▶ **What the task asks**:
Within the data below, state how many lines contain the string "Last". Provide the number only.

▶ **Data for processing**:

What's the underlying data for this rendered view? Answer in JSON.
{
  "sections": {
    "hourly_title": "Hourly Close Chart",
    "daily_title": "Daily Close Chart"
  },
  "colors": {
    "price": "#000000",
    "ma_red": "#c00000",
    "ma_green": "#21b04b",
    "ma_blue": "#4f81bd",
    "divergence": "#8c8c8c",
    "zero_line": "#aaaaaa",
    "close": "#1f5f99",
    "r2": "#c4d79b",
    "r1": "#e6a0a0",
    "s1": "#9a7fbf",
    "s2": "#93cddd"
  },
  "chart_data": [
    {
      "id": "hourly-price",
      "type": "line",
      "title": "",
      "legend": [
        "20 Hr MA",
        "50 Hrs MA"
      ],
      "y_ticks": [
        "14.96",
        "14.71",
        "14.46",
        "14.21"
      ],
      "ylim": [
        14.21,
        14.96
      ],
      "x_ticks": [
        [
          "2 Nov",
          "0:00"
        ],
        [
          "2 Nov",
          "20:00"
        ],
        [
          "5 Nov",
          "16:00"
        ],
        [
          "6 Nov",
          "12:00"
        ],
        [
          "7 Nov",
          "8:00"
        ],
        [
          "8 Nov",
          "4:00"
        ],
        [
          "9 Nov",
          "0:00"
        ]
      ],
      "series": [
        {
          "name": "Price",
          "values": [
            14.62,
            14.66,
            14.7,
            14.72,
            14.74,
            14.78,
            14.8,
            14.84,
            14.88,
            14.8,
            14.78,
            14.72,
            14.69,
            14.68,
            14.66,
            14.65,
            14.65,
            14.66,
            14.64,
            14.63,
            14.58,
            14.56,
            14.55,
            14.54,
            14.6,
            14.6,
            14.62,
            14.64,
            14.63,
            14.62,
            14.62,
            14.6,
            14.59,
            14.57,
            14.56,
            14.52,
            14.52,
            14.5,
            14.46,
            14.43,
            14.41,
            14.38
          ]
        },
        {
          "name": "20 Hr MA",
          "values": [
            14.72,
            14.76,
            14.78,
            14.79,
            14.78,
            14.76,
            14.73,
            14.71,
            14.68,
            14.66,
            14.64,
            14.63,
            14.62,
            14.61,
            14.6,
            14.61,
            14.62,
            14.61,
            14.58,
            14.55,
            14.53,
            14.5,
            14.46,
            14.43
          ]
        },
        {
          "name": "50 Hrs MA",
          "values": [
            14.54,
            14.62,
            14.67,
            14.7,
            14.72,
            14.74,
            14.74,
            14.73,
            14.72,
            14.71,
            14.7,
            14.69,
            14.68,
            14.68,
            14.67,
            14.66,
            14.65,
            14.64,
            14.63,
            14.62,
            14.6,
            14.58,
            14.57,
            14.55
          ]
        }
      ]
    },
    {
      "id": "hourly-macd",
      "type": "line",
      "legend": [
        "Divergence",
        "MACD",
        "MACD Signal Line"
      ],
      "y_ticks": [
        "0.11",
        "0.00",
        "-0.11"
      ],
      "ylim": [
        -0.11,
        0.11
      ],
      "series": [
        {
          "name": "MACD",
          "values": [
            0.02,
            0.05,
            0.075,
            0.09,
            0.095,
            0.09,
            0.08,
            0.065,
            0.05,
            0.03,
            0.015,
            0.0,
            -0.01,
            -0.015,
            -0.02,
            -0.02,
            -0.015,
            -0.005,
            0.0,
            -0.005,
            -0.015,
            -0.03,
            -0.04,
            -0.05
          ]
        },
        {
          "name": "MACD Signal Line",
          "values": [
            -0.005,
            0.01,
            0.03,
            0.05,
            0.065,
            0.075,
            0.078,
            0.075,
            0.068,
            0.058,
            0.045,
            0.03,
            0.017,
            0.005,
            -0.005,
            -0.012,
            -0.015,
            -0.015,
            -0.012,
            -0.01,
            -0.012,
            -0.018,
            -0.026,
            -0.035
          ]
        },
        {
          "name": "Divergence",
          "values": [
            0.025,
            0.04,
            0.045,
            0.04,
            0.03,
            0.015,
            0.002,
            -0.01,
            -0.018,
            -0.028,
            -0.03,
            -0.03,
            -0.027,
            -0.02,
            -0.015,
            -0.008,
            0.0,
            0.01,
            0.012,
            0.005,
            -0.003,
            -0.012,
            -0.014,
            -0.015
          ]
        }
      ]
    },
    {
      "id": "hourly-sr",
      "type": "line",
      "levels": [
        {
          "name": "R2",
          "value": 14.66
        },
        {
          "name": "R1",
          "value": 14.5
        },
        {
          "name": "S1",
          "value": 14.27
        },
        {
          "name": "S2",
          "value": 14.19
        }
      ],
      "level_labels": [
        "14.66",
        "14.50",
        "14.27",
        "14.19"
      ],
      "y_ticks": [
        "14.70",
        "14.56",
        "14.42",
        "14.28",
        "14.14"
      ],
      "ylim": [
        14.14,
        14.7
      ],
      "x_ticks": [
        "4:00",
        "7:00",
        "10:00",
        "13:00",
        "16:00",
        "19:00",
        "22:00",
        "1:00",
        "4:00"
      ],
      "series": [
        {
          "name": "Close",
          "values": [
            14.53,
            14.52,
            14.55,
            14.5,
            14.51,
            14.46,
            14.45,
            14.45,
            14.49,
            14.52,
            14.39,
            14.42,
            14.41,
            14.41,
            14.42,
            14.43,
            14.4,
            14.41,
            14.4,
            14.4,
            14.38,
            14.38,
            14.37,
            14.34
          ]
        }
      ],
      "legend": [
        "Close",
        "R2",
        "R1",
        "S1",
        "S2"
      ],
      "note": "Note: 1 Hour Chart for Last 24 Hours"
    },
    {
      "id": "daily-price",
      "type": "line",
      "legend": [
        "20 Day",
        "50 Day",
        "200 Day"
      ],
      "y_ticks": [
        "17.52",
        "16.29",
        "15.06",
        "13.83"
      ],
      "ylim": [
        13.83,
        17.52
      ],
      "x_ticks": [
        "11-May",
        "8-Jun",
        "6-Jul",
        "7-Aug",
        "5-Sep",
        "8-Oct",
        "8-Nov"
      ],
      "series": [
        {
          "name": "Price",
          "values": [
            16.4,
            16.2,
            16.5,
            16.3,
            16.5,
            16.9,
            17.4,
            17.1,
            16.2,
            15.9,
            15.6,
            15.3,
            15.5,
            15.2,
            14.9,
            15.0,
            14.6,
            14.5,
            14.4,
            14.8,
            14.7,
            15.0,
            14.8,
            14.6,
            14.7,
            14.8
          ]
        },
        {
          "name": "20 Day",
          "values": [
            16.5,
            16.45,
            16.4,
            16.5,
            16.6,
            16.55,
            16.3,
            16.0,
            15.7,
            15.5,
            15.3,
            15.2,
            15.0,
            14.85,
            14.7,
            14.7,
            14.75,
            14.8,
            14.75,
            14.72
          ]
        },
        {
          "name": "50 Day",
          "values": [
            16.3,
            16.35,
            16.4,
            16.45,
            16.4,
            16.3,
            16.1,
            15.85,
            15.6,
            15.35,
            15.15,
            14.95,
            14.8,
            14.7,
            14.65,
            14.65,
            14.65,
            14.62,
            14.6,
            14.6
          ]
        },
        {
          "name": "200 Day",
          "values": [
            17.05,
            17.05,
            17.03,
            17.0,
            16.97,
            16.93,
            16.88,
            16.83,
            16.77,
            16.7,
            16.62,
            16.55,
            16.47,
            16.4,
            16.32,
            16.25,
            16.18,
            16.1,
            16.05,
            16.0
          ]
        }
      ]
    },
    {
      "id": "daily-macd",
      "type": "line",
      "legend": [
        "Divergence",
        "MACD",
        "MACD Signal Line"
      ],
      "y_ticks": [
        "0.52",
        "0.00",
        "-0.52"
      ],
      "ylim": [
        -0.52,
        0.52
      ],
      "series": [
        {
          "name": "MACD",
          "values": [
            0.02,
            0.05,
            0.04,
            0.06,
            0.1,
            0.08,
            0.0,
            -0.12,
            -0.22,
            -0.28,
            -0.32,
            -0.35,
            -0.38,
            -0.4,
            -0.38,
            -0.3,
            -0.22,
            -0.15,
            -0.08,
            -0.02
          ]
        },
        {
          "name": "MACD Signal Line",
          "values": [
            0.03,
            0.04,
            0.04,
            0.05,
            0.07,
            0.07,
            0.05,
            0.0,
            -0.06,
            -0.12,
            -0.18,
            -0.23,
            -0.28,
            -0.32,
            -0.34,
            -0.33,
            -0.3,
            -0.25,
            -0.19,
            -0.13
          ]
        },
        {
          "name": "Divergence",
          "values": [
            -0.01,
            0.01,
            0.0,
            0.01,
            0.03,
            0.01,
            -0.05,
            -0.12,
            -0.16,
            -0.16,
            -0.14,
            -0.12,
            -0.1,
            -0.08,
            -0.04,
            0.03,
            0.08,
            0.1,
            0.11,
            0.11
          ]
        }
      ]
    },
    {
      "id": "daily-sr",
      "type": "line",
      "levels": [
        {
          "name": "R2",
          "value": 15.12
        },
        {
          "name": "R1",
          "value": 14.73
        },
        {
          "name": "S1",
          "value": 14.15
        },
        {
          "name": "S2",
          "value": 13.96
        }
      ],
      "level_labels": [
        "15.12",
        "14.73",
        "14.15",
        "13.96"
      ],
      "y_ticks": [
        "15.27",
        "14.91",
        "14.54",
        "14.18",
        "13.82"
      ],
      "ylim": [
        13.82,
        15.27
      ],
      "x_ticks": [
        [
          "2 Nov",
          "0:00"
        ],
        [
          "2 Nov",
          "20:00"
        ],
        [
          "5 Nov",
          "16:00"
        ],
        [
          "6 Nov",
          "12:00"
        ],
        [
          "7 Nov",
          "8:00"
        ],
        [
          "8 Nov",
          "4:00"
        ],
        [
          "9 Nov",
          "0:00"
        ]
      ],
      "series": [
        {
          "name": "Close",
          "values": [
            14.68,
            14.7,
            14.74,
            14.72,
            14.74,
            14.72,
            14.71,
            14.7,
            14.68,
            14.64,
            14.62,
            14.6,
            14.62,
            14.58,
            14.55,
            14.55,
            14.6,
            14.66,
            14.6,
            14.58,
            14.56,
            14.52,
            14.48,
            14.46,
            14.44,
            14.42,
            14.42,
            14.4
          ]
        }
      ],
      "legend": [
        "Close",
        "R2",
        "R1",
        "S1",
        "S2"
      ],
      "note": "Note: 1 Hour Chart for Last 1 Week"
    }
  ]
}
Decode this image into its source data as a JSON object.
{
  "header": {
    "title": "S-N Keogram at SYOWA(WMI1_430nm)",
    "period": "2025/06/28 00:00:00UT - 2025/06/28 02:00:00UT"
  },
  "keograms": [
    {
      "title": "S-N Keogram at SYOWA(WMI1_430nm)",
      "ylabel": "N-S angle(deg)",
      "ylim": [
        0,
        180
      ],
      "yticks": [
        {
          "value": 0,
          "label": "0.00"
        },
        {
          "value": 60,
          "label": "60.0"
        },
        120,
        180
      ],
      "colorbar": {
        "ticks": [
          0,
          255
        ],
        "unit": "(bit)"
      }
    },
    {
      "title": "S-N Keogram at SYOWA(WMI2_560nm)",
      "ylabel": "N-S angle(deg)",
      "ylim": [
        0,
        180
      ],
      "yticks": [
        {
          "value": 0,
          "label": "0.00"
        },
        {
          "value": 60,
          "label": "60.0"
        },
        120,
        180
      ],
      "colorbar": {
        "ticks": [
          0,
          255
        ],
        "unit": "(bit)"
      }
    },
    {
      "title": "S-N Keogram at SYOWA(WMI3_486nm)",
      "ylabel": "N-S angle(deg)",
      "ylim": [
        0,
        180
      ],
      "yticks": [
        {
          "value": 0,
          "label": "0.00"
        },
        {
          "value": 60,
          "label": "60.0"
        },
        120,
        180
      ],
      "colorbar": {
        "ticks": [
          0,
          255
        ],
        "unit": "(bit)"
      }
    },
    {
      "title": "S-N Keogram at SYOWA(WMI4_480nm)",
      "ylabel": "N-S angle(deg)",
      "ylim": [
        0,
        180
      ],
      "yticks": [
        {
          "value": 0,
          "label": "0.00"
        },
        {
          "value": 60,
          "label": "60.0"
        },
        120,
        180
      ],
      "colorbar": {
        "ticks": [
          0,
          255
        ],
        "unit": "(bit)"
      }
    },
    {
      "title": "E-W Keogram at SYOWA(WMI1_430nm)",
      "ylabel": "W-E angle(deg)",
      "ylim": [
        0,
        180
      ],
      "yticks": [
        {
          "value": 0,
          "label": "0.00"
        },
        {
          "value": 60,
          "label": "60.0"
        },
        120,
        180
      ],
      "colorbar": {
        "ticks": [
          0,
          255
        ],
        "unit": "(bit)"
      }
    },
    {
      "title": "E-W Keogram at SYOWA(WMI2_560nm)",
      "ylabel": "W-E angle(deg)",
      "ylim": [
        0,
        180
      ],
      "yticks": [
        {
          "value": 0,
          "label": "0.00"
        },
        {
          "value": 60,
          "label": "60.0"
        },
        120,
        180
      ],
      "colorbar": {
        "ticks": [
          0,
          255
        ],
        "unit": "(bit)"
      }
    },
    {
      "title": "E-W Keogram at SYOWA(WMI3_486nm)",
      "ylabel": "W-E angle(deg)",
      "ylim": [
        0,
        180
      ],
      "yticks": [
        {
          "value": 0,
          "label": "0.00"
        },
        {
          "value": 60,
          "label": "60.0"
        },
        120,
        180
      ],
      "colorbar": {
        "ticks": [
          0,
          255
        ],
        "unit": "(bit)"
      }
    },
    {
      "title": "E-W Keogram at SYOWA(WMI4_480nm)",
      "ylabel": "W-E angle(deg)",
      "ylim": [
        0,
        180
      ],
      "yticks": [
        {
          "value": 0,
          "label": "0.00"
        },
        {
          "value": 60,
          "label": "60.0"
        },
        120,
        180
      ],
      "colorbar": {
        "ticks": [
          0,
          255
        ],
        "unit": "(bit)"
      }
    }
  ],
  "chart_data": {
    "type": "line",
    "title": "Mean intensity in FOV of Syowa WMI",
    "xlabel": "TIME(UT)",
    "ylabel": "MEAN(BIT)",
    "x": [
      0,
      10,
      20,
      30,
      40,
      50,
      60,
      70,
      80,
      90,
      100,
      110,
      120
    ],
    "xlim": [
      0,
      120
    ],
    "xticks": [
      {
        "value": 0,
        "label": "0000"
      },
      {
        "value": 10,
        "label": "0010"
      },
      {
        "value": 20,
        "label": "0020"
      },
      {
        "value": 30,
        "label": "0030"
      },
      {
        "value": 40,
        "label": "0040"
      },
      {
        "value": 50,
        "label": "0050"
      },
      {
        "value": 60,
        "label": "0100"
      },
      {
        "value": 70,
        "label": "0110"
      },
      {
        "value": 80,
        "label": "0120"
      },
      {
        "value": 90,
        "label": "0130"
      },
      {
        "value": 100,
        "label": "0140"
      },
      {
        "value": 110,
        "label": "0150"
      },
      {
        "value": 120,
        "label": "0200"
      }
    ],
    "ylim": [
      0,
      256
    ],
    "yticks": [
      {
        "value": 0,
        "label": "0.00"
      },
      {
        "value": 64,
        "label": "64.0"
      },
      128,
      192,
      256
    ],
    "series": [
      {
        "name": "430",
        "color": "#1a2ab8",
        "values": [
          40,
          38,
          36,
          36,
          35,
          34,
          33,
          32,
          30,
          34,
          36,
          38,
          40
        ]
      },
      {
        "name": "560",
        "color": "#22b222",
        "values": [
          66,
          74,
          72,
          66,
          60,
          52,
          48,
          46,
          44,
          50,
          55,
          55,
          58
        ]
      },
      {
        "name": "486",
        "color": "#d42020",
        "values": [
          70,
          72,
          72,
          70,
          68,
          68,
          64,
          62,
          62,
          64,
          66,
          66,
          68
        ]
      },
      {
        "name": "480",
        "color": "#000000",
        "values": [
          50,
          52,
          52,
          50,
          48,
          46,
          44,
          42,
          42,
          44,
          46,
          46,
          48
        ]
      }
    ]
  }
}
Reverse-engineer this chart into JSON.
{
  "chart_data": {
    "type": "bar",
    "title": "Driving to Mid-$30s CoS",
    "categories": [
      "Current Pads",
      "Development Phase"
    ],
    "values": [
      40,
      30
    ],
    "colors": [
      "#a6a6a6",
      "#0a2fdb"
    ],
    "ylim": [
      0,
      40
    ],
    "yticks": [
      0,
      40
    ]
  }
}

▶ **Solution**:
2